====== EXTRACTED DATA
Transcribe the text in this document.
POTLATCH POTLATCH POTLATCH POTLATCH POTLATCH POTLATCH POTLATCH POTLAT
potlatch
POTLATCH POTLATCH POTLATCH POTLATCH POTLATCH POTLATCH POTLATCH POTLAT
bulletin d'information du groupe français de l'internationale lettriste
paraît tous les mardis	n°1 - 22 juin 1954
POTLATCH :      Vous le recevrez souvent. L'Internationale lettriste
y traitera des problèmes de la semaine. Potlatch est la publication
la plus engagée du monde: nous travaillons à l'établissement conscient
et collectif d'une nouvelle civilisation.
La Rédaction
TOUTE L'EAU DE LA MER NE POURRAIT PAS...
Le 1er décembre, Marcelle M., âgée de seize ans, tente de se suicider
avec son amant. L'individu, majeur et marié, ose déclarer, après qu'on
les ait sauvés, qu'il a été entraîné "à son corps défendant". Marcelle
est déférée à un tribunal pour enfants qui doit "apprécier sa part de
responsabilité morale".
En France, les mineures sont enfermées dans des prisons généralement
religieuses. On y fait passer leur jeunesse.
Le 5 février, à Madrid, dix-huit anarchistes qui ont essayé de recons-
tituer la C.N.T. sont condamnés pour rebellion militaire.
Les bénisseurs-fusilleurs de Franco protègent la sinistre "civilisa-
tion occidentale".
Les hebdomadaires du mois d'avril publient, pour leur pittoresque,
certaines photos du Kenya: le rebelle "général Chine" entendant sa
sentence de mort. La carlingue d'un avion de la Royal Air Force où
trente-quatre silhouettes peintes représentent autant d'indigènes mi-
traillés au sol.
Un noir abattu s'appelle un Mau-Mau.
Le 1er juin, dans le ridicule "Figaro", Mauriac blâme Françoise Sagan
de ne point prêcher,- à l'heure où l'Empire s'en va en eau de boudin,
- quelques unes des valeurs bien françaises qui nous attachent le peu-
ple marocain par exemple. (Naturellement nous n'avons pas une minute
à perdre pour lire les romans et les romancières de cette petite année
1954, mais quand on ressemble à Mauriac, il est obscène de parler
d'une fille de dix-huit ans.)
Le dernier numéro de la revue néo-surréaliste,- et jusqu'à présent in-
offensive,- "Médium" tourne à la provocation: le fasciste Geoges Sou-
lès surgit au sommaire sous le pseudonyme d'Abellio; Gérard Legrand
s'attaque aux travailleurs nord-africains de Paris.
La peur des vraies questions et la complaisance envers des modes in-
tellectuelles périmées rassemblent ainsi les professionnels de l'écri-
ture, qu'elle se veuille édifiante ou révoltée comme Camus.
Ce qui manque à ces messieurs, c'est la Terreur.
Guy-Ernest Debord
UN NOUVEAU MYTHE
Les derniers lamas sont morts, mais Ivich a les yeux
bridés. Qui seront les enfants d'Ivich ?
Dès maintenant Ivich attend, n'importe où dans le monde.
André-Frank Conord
============
WHAT TO PRODUCE ->
Output all of the material, please, exactly as it stands.

ANSWER ->
Transcribe the text in this document.
POTLATCH POTLATCH POTLATCH POTLATCH POTLATCH POTLATCH POTLATCH POTLAT
potlatch
POTLATCH POTLATCH POTLATCH POTLATCH POTLATCH POTLATCH POTLATCH POTLAT
bulletin d'information du groupe français de l'internationale lettriste
paraît tous les mardis	n°1 - 22 juin 1954
POTLATCH :      Vous le recevrez souvent. L'Internationale lettriste
y traitera des problèmes de la semaine. Potlatch est la publication
la plus engagée du monde: nous travaillons à l'établissement conscient
et collectif d'une nouvelle civilisation.
La Rédaction
TOUTE L'EAU DE LA MER NE POURRAIT PAS...
Le 1er décembre, Marcelle M., âgée de seize ans, tente de se suicider
avec son amant. L'individu, majeur et marié, ose déclarer, après qu'on
les ait sauvés, qu'il a été entraîné "à son corps défendant". Marcelle
est déférée à un tribunal pour enfants qui doit "apprécier sa part de
responsabilité morale".
En France, les mineures sont enfermées dans des prisons généralement
religieuses. On y fait passer leur jeunesse.
Le 5 février, à Madrid, dix-huit anarchistes qui ont essayé de recons-
tituer la C.N.T. sont condamnés pour rebellion militaire.
Les bénisseurs-fusilleurs de Franco protègent la sinistre "civilisa-
tion occidentale".
Les hebdomadaires du mois d'avril publient, pour leur pittoresque,
certaines photos du Kenya: le rebelle "général Chine" entendant sa
sentence de mort. La carlingue d'un avion de la Royal Air Force où
trente-quatre silhouettes peintes représentent autant d'indigènes mi-
traillés au sol.
Un noir abattu s'appelle un Mau-Mau.
Le 1er juin, dans le ridicule "Figaro", Mauriac blâme Françoise Sagan
de ne point prêcher,- à l'heure où l'Empire s'en va en eau de boudin,
- quelques unes des valeurs bien françaises qui nous attachent le peu-
ple marocain par exemple. (Naturellement nous n'avons pas une minute
à perdre pour lire les romans et les romancières de cette petite année
1954, mais quand on ressemble à Mauriac, il est obscène de parler
d'une fille de dix-huit ans.)
Le dernier numéro de la revue néo-surréaliste,- et jusqu'à présent in-
offensive,- "Médium" tourne à la provocation: le fasciste Geoges Sou-
lès surgit au sommaire sous le pseudonyme d'Abellio; Gérard Legrand
s'attaque aux travailleurs nord-africains de Paris.
La peur des vraies questions et la complaisance envers des modes in-
tellectuelles périmées rassemblent ainsi les professionnels de l'écri-
ture, qu'elle se veuille édifiante ou révoltée comme Camus.
Ce qui manque à ces messieurs, c'est la Terreur.
Guy-Ernest Debord
UN NOUVEAU MYTHE
Les derniers lamas sont morts, mais Ivich a les yeux
bridés. Qui seront les enfants d'Ivich ?
Dès maintenant Ivich attend, n'importe où dans le monde.
André-Frank Conord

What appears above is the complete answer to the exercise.